- [Rows]:
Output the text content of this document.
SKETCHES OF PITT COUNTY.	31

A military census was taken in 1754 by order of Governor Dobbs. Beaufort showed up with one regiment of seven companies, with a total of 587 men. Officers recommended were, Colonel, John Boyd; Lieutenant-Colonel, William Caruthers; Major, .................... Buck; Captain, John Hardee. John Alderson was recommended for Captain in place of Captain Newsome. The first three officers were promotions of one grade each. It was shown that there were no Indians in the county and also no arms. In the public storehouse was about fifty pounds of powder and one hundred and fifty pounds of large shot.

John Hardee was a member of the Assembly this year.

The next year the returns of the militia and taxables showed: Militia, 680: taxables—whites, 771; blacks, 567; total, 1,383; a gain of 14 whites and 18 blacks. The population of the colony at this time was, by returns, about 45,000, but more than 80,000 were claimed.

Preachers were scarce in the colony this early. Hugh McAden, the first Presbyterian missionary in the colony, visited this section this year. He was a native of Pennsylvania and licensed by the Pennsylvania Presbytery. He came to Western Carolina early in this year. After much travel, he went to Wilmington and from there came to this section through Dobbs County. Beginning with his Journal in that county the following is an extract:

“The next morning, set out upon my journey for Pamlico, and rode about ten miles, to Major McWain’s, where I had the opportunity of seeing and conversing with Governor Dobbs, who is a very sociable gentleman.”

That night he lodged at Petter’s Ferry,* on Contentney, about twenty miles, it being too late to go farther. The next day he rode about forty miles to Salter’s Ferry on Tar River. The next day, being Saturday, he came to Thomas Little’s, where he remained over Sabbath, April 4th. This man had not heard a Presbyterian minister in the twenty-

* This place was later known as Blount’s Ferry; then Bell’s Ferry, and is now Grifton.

==

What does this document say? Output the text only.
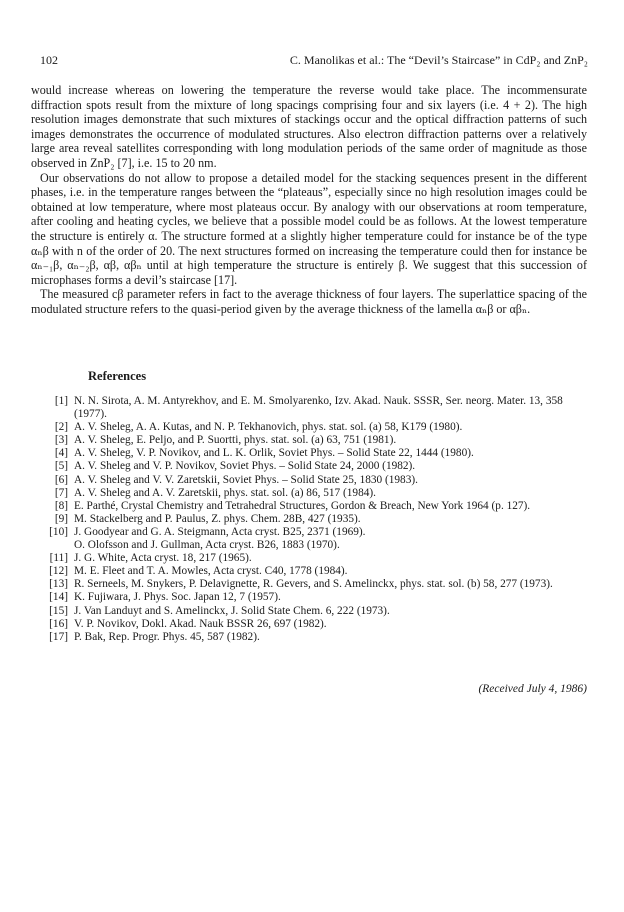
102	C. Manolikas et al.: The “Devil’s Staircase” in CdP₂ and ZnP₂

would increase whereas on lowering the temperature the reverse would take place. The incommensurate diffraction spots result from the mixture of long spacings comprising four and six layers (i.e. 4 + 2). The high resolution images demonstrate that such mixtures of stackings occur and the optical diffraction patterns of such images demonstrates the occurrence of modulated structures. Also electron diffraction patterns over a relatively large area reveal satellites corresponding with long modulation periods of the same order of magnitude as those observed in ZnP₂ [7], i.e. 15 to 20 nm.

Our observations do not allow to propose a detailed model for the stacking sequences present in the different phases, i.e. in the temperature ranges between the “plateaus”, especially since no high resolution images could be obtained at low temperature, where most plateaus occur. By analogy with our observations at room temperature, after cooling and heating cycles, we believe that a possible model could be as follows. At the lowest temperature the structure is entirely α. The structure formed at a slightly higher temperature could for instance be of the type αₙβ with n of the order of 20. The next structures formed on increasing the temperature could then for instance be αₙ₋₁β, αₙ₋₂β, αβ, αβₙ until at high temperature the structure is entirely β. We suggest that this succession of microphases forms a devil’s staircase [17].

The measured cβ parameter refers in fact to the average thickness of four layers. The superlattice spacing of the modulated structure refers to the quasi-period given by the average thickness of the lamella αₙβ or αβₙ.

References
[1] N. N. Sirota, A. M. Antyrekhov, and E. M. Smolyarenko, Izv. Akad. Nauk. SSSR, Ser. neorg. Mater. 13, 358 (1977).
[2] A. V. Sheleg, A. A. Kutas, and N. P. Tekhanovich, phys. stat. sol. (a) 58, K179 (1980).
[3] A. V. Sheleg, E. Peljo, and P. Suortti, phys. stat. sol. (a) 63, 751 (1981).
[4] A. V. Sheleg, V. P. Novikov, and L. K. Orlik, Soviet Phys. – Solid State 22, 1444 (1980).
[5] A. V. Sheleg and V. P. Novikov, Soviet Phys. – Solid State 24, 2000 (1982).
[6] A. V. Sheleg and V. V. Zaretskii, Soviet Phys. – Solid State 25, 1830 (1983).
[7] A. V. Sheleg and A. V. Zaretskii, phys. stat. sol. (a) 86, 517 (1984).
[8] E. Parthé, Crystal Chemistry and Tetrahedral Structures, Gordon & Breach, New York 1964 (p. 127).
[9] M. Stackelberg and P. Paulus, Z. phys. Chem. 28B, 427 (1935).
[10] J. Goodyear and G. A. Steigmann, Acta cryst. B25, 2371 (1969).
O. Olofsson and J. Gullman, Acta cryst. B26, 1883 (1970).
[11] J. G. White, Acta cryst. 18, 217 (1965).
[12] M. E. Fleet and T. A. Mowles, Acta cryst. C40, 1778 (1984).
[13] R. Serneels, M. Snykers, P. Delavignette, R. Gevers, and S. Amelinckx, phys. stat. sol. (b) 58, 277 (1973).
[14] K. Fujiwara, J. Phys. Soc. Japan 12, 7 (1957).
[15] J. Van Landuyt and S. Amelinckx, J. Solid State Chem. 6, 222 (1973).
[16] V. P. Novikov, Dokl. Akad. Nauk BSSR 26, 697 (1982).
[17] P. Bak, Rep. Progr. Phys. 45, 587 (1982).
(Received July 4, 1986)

- [Given instruction]:
Gather and return every line that holds the string "State".

- [Exercise solution]:
[4] A. V. Sheleg, V. P. Novikov, and L. K. Orlik, Soviet Phys. – Solid State 22, 1444 (1980).
[5] A. V. Sheleg and V. P. Novikov, Soviet Phys. – Solid State 24, 2000 (1982).
[6] A. V. Sheleg and V. V. Zaretskii, Soviet Phys. – Solid State 25, 1830 (1983).
[15] J. Van Landuyt and S. Amelinckx, J. Solid State Chem. 6, 222 (1973).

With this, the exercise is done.